Dataset entries:
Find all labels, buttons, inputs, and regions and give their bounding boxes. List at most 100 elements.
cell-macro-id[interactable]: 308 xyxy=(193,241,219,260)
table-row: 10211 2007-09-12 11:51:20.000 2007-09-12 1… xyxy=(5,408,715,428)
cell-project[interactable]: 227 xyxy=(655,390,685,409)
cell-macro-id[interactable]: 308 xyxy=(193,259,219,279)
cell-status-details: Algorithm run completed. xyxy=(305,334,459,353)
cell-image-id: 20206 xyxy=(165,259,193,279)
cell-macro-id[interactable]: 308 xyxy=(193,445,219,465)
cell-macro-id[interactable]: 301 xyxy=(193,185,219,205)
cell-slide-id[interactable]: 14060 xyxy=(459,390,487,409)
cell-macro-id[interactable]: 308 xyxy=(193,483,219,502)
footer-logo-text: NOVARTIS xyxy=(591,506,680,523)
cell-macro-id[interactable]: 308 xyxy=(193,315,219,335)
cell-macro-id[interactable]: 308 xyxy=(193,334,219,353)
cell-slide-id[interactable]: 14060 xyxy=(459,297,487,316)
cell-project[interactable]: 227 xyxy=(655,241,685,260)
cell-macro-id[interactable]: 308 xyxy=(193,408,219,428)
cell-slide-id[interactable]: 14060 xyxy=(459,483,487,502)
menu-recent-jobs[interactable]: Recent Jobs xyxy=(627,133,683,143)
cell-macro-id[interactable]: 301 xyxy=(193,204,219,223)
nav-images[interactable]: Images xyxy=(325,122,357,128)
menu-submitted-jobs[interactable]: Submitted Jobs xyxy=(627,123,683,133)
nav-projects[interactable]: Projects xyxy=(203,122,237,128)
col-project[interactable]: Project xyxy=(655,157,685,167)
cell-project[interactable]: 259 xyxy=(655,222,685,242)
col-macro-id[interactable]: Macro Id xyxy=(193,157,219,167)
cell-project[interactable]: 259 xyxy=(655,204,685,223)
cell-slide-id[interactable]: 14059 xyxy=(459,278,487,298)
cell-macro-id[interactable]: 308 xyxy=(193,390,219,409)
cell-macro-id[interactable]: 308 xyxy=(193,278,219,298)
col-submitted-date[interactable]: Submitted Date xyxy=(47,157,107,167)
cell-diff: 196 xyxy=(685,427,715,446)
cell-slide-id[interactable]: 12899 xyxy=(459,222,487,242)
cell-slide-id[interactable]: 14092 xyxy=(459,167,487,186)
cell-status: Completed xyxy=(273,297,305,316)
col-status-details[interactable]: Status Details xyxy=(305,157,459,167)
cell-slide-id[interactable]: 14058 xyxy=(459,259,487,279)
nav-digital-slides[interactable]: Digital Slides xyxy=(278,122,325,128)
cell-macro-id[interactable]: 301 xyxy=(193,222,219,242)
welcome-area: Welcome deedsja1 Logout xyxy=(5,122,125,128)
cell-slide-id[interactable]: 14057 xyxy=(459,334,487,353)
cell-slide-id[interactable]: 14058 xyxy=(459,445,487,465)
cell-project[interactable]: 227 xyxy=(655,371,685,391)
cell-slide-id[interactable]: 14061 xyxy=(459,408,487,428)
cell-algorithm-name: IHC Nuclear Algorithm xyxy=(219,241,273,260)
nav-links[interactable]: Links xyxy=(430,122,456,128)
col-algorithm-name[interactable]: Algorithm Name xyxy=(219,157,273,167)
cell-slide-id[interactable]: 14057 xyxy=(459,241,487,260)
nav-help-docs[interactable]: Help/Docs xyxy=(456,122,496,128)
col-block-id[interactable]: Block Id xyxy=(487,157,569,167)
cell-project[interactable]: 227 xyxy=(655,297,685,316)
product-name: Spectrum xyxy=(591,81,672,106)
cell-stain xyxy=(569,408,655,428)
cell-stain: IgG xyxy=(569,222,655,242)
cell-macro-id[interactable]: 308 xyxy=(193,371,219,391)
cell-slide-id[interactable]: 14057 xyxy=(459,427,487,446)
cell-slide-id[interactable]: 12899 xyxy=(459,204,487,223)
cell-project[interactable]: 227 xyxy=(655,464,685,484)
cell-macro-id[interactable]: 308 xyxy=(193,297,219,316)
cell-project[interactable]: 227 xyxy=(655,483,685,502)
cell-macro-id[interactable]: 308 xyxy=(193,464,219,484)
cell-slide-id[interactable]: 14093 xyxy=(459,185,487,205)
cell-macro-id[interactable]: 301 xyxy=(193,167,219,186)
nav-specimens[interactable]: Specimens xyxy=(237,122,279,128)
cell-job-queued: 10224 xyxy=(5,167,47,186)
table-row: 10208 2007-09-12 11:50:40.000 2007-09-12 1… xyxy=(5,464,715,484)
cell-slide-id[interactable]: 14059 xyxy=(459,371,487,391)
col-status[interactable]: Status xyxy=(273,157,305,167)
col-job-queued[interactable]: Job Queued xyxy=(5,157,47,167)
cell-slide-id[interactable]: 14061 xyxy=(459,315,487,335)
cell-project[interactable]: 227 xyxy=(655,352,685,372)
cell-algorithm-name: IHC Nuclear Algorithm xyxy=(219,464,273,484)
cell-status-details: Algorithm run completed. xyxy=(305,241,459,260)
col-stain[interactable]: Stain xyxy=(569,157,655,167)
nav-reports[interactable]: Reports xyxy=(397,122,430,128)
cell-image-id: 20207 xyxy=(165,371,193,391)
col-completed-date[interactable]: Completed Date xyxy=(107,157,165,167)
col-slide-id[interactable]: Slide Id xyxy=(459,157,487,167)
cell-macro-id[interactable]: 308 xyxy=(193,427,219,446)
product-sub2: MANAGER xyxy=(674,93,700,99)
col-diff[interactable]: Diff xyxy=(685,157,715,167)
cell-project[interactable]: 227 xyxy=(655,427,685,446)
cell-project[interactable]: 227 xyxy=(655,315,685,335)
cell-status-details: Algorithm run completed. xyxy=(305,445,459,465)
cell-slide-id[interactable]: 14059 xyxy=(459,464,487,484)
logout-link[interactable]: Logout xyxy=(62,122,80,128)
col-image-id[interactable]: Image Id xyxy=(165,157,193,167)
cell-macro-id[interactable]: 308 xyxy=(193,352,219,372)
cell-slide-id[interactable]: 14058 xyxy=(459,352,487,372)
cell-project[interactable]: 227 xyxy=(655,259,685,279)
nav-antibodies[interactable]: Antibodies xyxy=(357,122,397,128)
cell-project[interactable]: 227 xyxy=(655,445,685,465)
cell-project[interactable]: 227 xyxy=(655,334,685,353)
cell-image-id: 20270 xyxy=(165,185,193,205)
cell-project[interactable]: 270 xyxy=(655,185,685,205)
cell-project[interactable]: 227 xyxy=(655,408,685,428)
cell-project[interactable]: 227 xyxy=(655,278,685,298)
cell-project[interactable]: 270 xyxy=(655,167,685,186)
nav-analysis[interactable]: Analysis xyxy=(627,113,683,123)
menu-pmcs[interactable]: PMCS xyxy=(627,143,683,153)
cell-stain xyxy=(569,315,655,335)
==
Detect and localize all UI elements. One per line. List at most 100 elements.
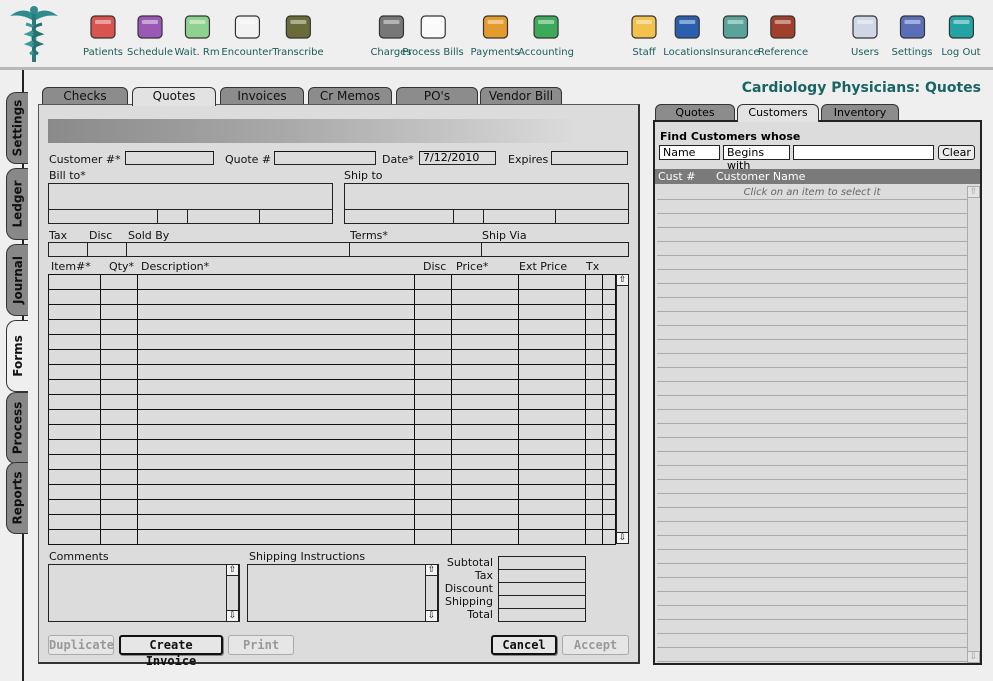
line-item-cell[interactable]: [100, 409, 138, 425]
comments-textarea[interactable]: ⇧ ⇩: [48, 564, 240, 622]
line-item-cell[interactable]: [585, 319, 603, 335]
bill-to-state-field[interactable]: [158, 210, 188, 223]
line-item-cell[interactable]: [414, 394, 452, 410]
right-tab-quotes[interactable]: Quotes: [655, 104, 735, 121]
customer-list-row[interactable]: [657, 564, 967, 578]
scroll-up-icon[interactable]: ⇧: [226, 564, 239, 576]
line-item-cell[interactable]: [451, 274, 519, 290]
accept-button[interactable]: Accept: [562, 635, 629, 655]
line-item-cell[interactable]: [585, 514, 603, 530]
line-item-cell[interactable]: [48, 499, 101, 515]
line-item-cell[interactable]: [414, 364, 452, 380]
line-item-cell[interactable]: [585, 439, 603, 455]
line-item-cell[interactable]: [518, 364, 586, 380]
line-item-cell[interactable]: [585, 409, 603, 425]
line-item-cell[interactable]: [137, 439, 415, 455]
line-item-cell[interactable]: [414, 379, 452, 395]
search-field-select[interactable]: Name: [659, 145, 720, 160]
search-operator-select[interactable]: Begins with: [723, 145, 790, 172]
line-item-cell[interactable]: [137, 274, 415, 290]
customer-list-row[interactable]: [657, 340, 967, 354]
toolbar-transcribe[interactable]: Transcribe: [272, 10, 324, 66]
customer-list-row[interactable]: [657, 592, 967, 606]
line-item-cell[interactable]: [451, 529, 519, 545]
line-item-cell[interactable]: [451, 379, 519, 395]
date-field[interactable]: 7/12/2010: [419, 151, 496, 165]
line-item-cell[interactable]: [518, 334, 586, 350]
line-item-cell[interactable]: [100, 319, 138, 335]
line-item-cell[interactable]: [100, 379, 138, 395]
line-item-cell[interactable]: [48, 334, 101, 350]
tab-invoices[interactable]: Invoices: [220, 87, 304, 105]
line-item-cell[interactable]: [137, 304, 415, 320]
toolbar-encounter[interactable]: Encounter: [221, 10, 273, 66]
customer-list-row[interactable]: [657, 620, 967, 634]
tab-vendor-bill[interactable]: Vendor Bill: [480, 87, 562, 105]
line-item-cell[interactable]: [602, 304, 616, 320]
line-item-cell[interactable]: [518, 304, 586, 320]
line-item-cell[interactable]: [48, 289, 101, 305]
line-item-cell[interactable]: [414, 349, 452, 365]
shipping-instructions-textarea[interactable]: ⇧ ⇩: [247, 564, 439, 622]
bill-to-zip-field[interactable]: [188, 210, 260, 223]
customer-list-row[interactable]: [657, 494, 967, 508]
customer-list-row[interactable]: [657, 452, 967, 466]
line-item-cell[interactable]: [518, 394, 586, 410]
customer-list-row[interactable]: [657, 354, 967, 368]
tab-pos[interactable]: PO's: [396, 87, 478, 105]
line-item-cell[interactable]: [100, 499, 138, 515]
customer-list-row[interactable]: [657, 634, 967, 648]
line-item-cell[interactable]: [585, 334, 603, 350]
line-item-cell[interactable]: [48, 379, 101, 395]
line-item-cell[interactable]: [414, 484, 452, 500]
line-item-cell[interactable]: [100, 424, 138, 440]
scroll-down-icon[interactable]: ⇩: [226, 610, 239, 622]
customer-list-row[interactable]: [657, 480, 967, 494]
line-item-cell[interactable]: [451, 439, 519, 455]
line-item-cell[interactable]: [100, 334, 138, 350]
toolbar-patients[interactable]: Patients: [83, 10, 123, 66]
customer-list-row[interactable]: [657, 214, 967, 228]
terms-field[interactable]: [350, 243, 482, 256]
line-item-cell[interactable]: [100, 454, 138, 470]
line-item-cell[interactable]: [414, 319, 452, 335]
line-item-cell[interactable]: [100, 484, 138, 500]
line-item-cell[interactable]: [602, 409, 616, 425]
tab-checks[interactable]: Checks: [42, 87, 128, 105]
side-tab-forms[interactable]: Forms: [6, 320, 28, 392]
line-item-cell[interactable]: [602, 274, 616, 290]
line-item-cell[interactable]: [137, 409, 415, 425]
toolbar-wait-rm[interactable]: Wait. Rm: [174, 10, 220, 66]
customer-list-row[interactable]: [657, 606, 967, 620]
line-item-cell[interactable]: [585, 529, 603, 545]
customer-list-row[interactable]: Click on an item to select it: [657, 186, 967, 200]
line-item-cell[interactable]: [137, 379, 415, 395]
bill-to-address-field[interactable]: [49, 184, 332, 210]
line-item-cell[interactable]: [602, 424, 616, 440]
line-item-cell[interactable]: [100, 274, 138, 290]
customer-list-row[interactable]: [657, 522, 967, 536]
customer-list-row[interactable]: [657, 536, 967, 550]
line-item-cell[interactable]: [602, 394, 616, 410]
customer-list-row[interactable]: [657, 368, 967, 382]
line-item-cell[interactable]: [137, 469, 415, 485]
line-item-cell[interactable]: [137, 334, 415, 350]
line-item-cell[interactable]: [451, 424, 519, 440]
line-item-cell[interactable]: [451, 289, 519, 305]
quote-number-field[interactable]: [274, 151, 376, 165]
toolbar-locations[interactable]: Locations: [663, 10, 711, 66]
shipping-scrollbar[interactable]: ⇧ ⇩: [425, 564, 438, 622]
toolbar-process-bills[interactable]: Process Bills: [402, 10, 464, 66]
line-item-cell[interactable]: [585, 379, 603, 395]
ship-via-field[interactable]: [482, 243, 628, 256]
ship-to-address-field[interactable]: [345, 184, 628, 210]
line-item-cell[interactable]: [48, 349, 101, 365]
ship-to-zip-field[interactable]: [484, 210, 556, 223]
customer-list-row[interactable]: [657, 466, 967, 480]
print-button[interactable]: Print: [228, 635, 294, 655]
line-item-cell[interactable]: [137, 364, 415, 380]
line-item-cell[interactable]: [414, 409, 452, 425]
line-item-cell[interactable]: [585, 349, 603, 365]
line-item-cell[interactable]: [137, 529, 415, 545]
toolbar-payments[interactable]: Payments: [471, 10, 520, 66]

What is required | Lines that contain the word "select": how many are there in the data? Give the number and nothing else.

Result for this task | 3